__Figure record extracts__.
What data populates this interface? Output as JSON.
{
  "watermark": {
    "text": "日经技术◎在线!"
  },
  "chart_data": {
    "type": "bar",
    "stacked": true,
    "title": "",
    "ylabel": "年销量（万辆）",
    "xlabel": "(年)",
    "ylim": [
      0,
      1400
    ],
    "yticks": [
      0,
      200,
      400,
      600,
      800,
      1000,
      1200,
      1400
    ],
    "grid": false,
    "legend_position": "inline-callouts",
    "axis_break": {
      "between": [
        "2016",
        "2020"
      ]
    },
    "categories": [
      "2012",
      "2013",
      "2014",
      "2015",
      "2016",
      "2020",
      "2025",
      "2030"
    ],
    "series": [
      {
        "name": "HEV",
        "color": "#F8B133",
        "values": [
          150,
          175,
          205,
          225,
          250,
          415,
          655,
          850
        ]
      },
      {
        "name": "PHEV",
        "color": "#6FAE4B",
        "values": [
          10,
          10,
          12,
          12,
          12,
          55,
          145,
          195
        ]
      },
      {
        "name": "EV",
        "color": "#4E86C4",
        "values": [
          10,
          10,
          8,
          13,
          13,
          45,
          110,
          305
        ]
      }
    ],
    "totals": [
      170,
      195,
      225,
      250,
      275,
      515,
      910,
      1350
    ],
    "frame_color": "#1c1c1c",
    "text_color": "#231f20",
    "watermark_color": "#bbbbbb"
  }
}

__Exercise prompt__. Reproduce each record exactly as it appears.

__Result for this task__.
What data populates this interface? Output as JSON.
{
  "watermark": {
    "text": "日经技术◎在线!"
  },
  "chart_data": {
    "type": "bar",
    "stacked": true,
    "title": "",
    "ylabel": "年销量（万辆）",
    "xlabel": "(年)",
    "ylim": [
      0,
      1400
    ],
    "yticks": [
      0,
      200,
      400,
      600,
      800,
      1000,
      1200,
      1400
    ],
    "grid": false,
    "legend_position": "inline-callouts",
    "axis_break": {
      "between": [
        "2016",
        "2020"
      ]
    },
    "categories": [
      "2012",
      "2013",
      "2014",
      "2015",
      "2016",
      "2020",
      "2025",
      "2030"
    ],
    "series": [
      {
        "name": "HEV",
        "color": "#F8B133",
        "values": [
          150,
          175,
          205,
          225,
          250,
          415,
          655,
          850
        ]
      },
      {
        "name": "PHEV",
        "color": "#6FAE4B",
        "values": [
          10,
          10,
          12,
          12,
          12,
          55,
          145,
          195
        ]
      },
      {
        "name": "EV",
        "color": "#4E86C4",
        "values": [
          10,
          10,
          8,
          13,
          13,
          45,
          110,
          305
        ]
      }
    ],
    "totals": [
      170,
      195,
      225,
      250,
      275,
      515,
      910,
      1350
    ],
    "frame_color": "#1c1c1c",
    "text_color": "#231f20",
    "watermark_color": "#bbbbbb"
  }
}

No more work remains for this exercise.